[Items listed in a dataset]
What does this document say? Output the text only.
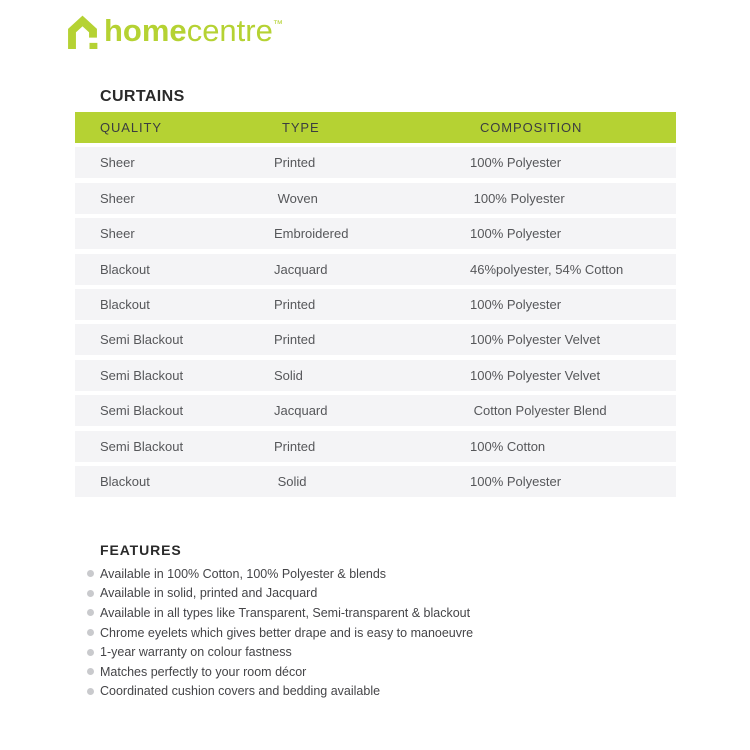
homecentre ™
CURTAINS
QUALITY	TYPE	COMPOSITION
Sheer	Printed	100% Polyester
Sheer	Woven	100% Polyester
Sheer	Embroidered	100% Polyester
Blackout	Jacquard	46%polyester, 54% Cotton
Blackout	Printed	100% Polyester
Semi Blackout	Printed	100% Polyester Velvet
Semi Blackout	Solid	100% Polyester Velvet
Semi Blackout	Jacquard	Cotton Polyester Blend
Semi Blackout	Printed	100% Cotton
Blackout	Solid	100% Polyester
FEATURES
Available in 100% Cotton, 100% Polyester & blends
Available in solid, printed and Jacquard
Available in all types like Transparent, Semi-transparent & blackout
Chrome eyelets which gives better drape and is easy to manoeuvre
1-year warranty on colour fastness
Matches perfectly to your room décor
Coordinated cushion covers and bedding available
==
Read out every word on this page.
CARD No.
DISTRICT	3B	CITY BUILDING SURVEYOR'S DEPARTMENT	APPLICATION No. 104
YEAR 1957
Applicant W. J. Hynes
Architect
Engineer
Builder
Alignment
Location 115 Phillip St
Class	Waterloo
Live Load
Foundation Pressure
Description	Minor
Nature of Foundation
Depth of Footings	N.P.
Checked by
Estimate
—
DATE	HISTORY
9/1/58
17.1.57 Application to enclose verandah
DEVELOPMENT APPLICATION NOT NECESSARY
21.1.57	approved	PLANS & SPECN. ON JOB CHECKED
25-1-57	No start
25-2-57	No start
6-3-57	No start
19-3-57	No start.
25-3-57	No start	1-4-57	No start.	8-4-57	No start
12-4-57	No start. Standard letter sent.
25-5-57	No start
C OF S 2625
* * *
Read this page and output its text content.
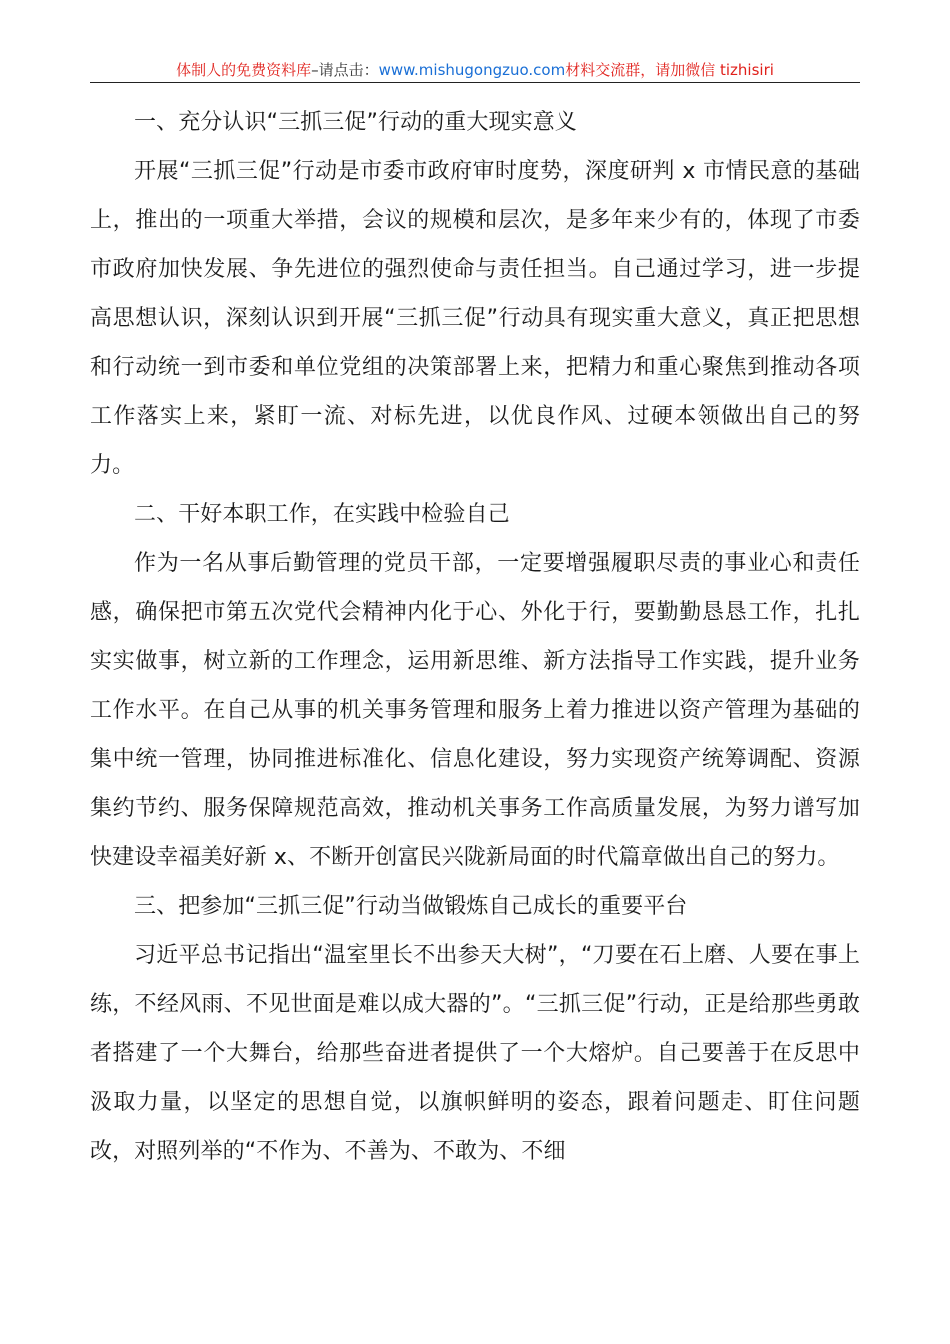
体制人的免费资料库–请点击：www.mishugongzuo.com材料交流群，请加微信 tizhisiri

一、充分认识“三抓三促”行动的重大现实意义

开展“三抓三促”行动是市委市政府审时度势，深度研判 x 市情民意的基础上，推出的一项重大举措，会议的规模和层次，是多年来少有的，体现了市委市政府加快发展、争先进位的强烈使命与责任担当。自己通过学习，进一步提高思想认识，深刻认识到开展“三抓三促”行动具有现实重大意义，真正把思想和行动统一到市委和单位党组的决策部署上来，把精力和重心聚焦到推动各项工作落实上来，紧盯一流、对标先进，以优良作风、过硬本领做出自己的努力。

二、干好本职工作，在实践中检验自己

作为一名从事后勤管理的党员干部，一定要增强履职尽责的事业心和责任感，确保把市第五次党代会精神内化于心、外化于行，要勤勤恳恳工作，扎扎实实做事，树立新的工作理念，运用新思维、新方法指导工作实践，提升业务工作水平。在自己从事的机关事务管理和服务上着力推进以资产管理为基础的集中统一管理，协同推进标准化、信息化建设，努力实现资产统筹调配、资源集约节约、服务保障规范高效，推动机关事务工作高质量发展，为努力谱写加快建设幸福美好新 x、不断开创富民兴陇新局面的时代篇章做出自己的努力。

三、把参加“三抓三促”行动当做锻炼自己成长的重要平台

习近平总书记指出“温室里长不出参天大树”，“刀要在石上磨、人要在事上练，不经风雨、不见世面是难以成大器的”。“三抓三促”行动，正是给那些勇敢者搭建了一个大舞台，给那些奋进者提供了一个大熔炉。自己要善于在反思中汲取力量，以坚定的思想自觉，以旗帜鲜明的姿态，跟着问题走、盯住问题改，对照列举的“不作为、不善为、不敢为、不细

▶ Work required:
Reply with one number only: the count of lines in the entries that contain "三抓三促".

▶ Correct output:
4